EXERCISE TASK: Copy out all the lines where "Confidence" shows up.

Records excerpted from a collection:
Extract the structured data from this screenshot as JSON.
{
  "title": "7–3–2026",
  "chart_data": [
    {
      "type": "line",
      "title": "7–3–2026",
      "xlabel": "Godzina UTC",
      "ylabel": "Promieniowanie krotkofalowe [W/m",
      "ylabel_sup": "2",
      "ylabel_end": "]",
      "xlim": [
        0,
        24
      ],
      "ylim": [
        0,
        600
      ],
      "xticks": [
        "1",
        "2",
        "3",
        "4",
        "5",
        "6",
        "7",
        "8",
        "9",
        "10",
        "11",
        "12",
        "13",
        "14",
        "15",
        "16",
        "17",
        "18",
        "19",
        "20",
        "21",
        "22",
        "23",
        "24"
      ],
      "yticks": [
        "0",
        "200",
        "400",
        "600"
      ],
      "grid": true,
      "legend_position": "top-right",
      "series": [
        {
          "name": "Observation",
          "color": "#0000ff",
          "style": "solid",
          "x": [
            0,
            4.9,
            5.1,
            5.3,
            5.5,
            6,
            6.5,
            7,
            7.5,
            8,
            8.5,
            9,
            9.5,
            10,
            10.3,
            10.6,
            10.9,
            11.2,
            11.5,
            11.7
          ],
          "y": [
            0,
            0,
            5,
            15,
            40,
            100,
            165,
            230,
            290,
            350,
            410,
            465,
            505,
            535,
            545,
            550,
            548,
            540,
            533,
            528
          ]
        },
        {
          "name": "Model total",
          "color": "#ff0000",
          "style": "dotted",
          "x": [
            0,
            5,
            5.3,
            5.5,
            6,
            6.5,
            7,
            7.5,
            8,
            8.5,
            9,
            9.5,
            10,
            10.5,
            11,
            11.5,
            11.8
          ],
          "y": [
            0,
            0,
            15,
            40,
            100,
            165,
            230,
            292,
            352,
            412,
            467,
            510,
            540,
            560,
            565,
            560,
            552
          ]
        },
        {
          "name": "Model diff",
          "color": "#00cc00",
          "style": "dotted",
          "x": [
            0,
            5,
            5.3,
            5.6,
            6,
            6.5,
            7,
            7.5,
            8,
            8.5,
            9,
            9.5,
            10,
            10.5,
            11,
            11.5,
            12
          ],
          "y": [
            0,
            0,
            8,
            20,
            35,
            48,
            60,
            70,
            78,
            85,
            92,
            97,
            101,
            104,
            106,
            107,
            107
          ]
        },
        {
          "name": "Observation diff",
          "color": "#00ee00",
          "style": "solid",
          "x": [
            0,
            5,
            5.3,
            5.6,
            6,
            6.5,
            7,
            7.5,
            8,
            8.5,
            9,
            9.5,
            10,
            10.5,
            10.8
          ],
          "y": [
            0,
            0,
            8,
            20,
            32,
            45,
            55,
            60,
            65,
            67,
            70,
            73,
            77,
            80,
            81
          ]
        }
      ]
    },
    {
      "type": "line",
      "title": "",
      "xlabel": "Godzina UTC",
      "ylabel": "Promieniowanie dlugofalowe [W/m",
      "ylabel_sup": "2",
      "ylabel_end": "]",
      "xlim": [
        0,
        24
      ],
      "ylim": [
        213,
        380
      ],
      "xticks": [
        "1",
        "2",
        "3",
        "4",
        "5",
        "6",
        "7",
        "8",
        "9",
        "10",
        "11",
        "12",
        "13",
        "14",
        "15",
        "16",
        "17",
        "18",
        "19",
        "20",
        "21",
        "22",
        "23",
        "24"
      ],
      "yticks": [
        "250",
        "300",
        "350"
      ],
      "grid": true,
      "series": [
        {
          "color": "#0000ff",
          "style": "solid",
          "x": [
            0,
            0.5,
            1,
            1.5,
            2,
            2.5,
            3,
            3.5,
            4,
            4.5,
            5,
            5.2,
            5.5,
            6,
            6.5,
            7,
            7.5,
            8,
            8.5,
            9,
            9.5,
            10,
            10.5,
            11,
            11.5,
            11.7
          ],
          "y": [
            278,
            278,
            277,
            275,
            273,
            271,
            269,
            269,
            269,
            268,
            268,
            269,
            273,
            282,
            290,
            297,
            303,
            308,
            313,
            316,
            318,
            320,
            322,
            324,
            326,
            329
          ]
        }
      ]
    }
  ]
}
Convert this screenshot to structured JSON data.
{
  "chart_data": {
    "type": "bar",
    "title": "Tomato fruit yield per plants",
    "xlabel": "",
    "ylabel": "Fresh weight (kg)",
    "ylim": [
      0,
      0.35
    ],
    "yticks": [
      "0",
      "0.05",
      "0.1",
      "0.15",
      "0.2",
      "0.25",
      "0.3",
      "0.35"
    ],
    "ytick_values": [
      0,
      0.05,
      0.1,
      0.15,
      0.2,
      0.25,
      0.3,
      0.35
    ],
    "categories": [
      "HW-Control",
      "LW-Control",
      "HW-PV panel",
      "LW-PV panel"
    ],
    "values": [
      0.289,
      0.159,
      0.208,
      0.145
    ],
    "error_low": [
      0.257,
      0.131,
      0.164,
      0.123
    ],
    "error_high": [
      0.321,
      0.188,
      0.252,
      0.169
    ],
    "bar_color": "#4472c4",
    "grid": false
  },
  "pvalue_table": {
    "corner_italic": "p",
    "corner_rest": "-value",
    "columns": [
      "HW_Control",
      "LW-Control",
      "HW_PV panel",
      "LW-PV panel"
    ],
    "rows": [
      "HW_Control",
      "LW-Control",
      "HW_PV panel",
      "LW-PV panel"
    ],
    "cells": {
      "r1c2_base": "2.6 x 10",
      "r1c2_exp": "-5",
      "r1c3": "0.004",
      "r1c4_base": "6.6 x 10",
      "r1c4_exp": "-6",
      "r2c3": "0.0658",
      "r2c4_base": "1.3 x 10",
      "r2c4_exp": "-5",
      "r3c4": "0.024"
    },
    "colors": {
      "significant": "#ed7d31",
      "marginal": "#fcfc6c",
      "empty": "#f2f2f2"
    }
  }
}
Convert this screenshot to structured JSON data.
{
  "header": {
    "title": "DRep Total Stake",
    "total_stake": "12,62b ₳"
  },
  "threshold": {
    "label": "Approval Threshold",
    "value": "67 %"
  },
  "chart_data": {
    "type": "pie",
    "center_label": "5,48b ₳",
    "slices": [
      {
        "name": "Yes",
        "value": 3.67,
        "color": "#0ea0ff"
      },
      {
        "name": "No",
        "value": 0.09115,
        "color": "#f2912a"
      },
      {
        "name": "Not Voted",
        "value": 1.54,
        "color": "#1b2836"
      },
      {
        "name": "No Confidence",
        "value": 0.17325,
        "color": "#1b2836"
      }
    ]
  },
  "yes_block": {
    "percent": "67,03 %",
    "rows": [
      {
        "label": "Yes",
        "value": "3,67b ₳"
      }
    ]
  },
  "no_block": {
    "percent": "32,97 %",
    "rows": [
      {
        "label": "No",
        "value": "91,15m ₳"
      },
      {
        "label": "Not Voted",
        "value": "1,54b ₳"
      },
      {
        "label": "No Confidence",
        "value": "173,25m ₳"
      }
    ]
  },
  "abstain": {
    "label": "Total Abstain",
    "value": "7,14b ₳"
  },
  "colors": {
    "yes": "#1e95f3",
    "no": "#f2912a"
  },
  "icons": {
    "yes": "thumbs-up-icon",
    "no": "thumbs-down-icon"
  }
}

ANSWER TO THE PROBLEM:
        "name": "No Confidence",
        "label": "No Confidence",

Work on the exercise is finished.